EXERCISE AIM:
Repeat every record below exactly, omitting any pictures.

INPUT MATERIAL:

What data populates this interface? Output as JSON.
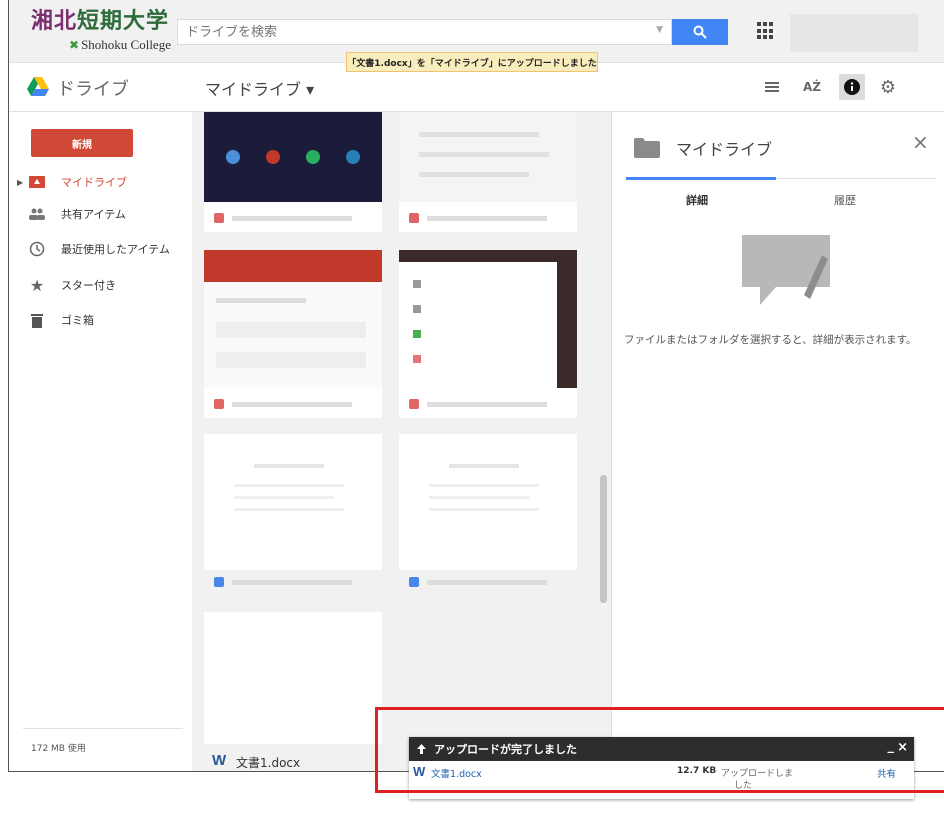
{
  "header": {
    "logo_jp_a": "湘北",
    "logo_jp_b": "短期大学",
    "logo_en": "Shohoku College",
    "search_placeholder": "ドライブを検索",
    "toast": "「文書1.docx」を「マイドライブ」にアップロードしました"
  },
  "toolbar": {
    "drive_title": "ドライブ",
    "location": "マイドライブ ▾"
  },
  "sidebar": {
    "new_label": "新規",
    "items": [
      {
        "label": "マイドライブ",
        "icon": "drive-folder-icon"
      },
      {
        "label": "共有アイテム",
        "icon": "people-icon"
      },
      {
        "label": "最近使用したアイテム",
        "icon": "clock-icon"
      },
      {
        "label": "スター付き",
        "icon": "star-icon"
      },
      {
        "label": "ゴミ箱",
        "icon": "trash-icon"
      }
    ],
    "quota": "172 MB 使用"
  },
  "grid": {
    "new_file_name": "文書1.docx"
  },
  "details": {
    "title": "マイドライブ",
    "tab_details": "詳細",
    "tab_activity": "履歴",
    "message": "ファイルまたはフォルダを選択すると、詳細が表示されます。"
  },
  "upload": {
    "header": "アップロードが完了しました",
    "minimize": "_",
    "close": "×",
    "file_name": "文書1.docx",
    "size": "12.7 KB",
    "status_line1": "アップロードしま",
    "status_line2": "した",
    "share": "共有"
  },
  "colors": {
    "accent_red": "#d14836",
    "accent_blue": "#4285f4",
    "highlight_box": "#e02020"
  }
}
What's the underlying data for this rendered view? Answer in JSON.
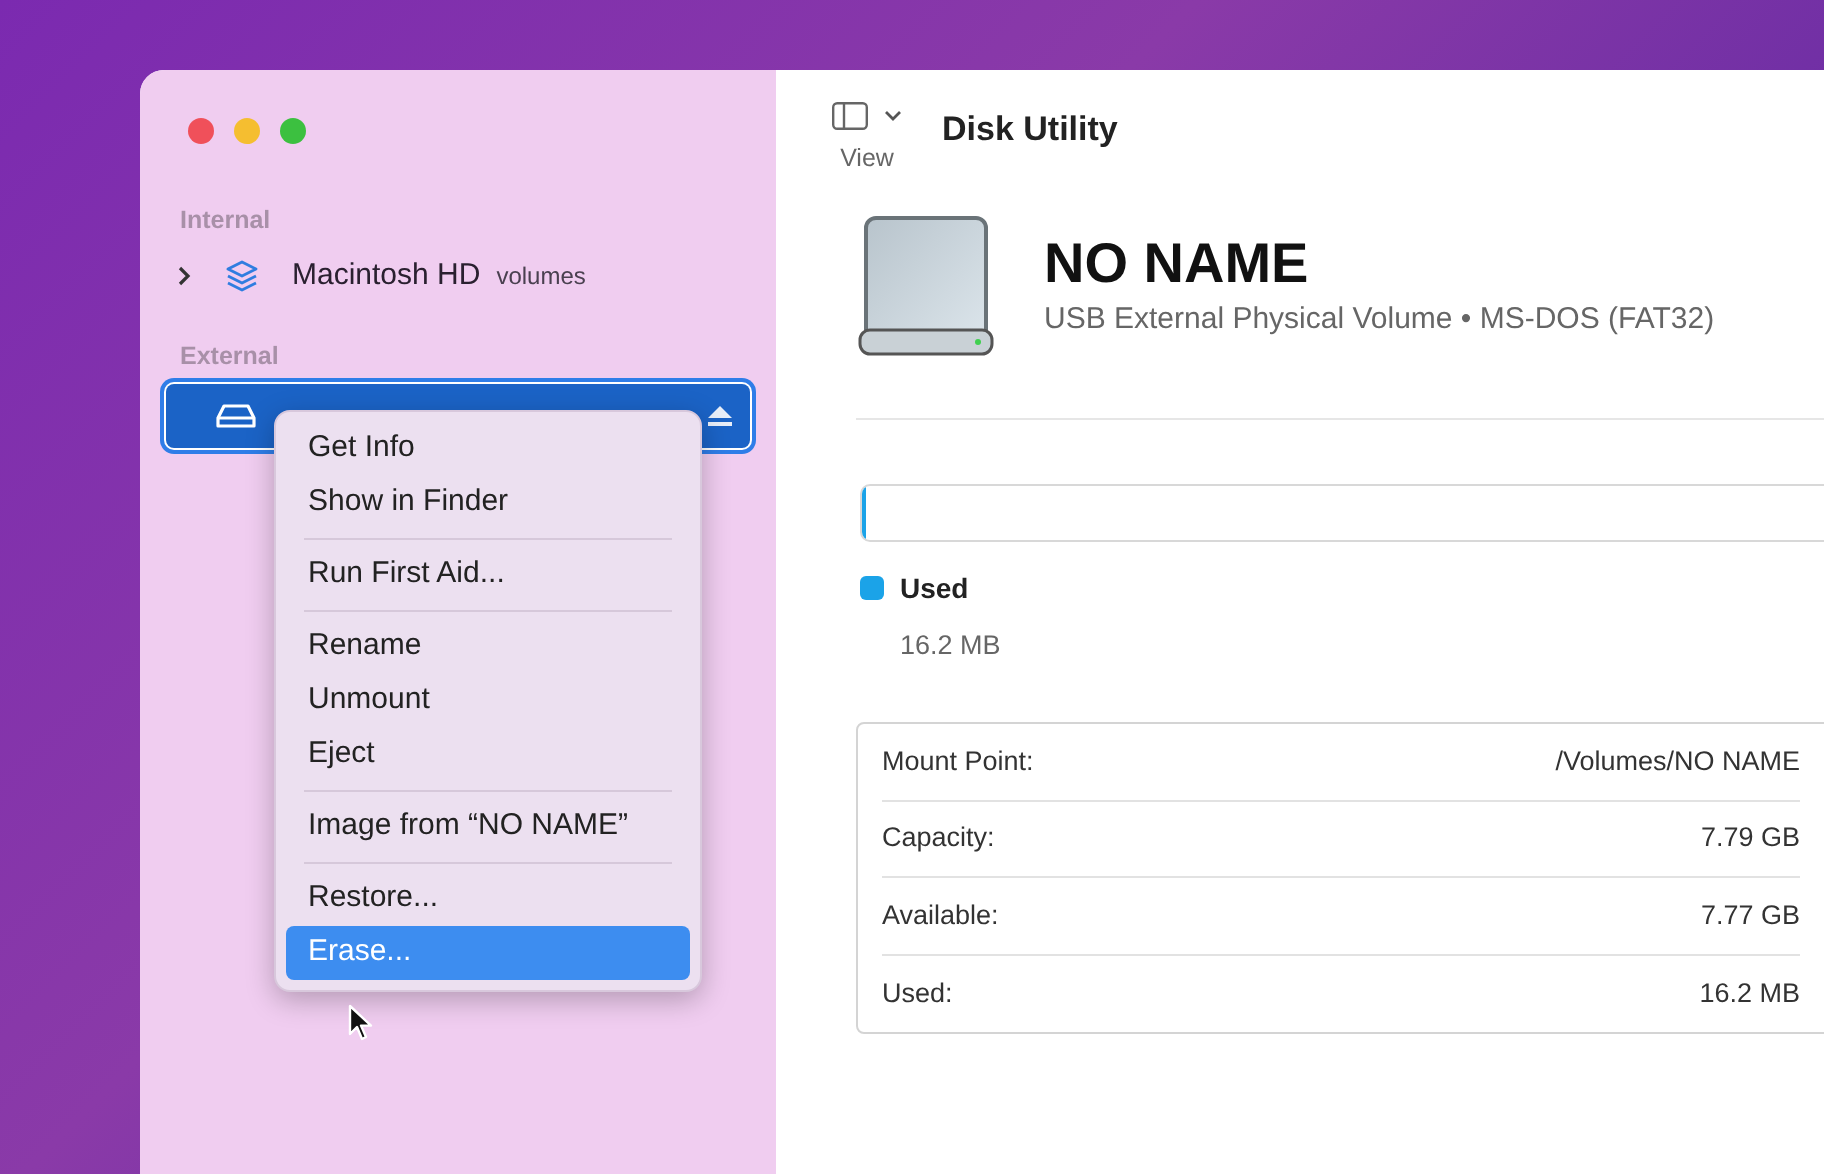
{
  "window": {
    "title": "Disk Utility"
  },
  "toolbar": {
    "view_label": "View"
  },
  "sidebar": {
    "sections": [
      {
        "heading": "Internal",
        "items": [
          {
            "name": "Macintosh HD",
            "detail": "volumes",
            "kind": "volumes",
            "selected": false,
            "expanded": false
          }
        ]
      },
      {
        "heading": "External",
        "items": [
          {
            "kind": "drive",
            "selected": true
          }
        ]
      }
    ]
  },
  "context_menu": {
    "groups": [
      [
        {
          "label": "Get Info",
          "selected": false
        },
        {
          "label": "Show in Finder",
          "selected": false
        }
      ],
      [
        {
          "label": "Run First Aid...",
          "selected": false
        }
      ],
      [
        {
          "label": "Rename",
          "selected": false
        },
        {
          "label": "Unmount",
          "selected": false
        },
        {
          "label": "Eject",
          "selected": false
        }
      ],
      [
        {
          "label": "Image from “NO NAME”",
          "selected": false
        }
      ],
      [
        {
          "label": "Restore...",
          "selected": false
        },
        {
          "label": "Erase...",
          "selected": true
        }
      ]
    ]
  },
  "volume": {
    "name": "NO NAME",
    "description": "USB External Physical Volume • MS-DOS (FAT32)"
  },
  "usage": {
    "level": 0.003,
    "legend": [
      {
        "label": "Used",
        "value": "16.2 MB",
        "color": "#1ba3e8"
      }
    ]
  },
  "info": [
    {
      "label": "Mount Point:",
      "value": "/Volumes/NO NAME"
    },
    {
      "label": "Capacity:",
      "value": "7.79 GB"
    },
    {
      "label": "Available:",
      "value": "7.77 GB"
    },
    {
      "label": "Used:",
      "value": "16.2 MB"
    }
  ]
}
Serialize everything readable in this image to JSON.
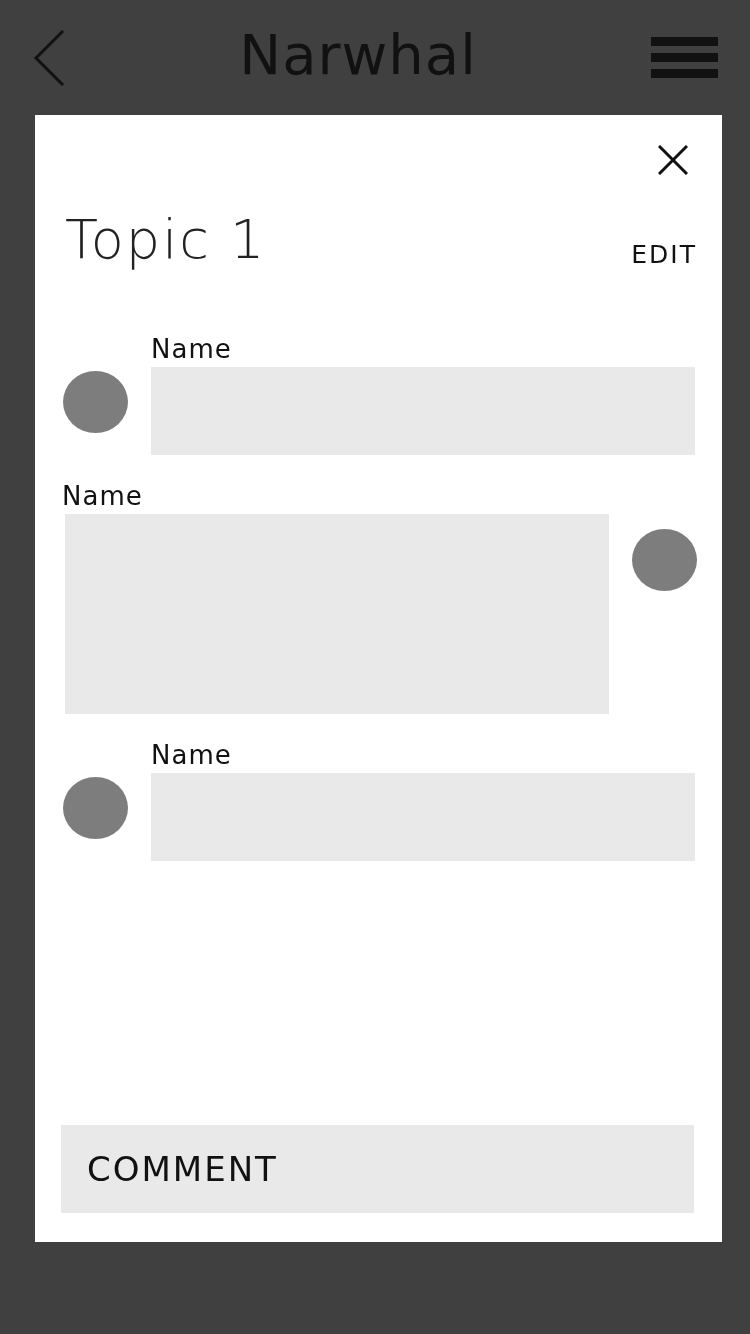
{
  "header": {
    "title": "Narwhal"
  },
  "card": {
    "title": "Topic 1",
    "edit_label": "EDIT",
    "messages": [
      {
        "kind": "incoming",
        "name": "Name"
      },
      {
        "kind": "outgoing",
        "name": "Name"
      },
      {
        "kind": "incoming",
        "name": "Name"
      }
    ],
    "comment": {
      "placeholder": "COMMENT"
    }
  }
}
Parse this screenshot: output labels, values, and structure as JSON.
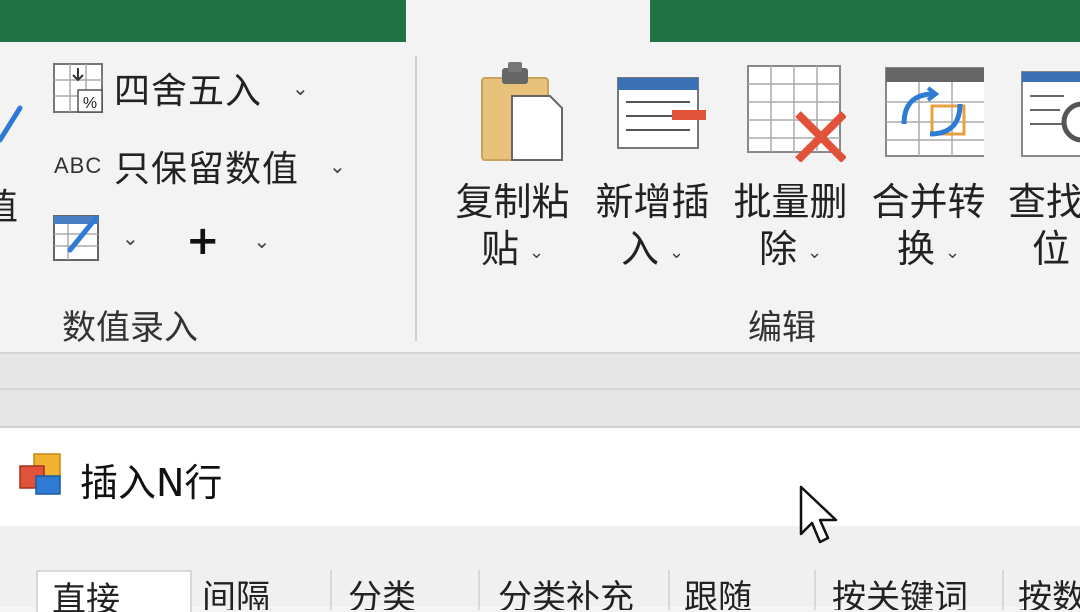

SOLUTION TO THE EXERCISE:
What data populates this interface? Output as JSON.
{
  "header": {
    "logo_jp_a": "湘北",
    "logo_jp_b": "短期大学",
    "logo_en": "Shohoku College",
    "search_placeholder": "ドライブを検索",
    "toast": "「文書1.docx」を「マイドライブ」にアップロードしました"
  },
  "toolbar": {
    "drive_title": "ドライブ",
    "location": "マイドライブ ▾"
  },
  "sidebar": {
    "new_label": "新規",
    "items": [
      {
        "label": "マイドライブ",
        "icon": "drive-folder-icon"
      },
      {
        "label": "共有アイテム",
        "icon": "people-icon"
      },
      {
        "label": "最近使用したアイテム",
        "icon": "clock-icon"
      },
      {
        "label": "スター付き",
        "icon": "star-icon"
      },
      {
        "label": "ゴミ箱",
        "icon": "trash-icon"
      }
    ],
    "quota": "172 MB 使用"
  },
  "grid": {
    "new_file_name": "文書1.docx"
  },
  "details": {
    "title": "マイドライブ",
    "tab_details": "詳細",
    "tab_activity": "履歴",
    "message": "ファイルまたはフォルダを選択すると、詳細が表示されます。"
  },
  "upload": {
    "header": "アップロードが完了しました",
    "minimize": "_",
    "close": "×",
    "file_name": "文書1.docx",
    "size": "12.7 KB",
    "status_line1": "アップロードしま",
    "status_line2": "した",
    "share": "共有"
  },
  "colors": {
    "accent_red": "#d14836",
    "accent_blue": "#4285f4",
    "highlight_box": "#e02020"
  }
}
What's the underlying data for this rendered view? Answer in JSON.
{
  "window": {
    "title": "Disk Utility"
  },
  "toolbar": {
    "view_label": "View"
  },
  "sidebar": {
    "sections": [
      {
        "heading": "Internal",
        "items": [
          {
            "name": "Macintosh HD",
            "detail": "volumes",
            "kind": "volumes",
            "selected": false,
            "expanded": false
          }
        ]
      },
      {
        "heading": "External",
        "items": [
          {
            "kind": "drive",
            "selected": true
          }
        ]
      }
    ]
  },
  "context_menu": {
    "groups": [
      [
        {
          "label": "Get Info",
          "selected": false
        },
        {
          "label": "Show in Finder",
          "selected": false
        }
      ],
      [
        {
          "label": "Run First Aid...",
          "selected": false
        }
      ],
      [
        {
          "label": "Rename",
          "selected": false
        },
        {
          "label": "Unmount",
          "selected": false
        },
        {
          "label": "Eject",
          "selected": false
        }
      ],
      [
        {
          "label": "Image from “NO NAME”",
          "selected": false
        }
      ],
      [
        {
          "label": "Restore...",
          "selected": false
        },
        {
          "label": "Erase...",
          "selected": true
        }
      ]
    ]
  },
  "volume": {
    "name": "NO NAME",
    "description": "USB External Physical Volume • MS-DOS (FAT32)"
  },
  "usage": {
    "level": 0.003,
    "legend": [
      {
        "label": "Used",
        "value": "16.2 MB",
        "color": "#1ba3e8"
      }
    ]
  },
  "info": [
    {
      "label": "Mount Point:",
      "value": "/Volumes/NO NAME"
    },
    {
      "label": "Capacity:",
      "value": "7.79 GB"
    },
    {
      "label": "Available:",
      "value": "7.77 GB"
    },
    {
      "label": "Used:",
      "value": "16.2 MB"
    }
  ]
}
Serialize everything readable in this image to JSON.
{
  "header": {
    "title": "Narwhal"
  },
  "card": {
    "title": "Topic 1",
    "edit_label": "EDIT",
    "messages": [
      {
        "kind": "incoming",
        "name": "Name"
      },
      {
        "kind": "outgoing",
        "name": "Name"
      },
      {
        "kind": "incoming",
        "name": "Name"
      }
    ],
    "comment": {
      "placeholder": "COMMENT"
    }
  }
}
Parse this screenshot: output labels, values, and structure as JSON.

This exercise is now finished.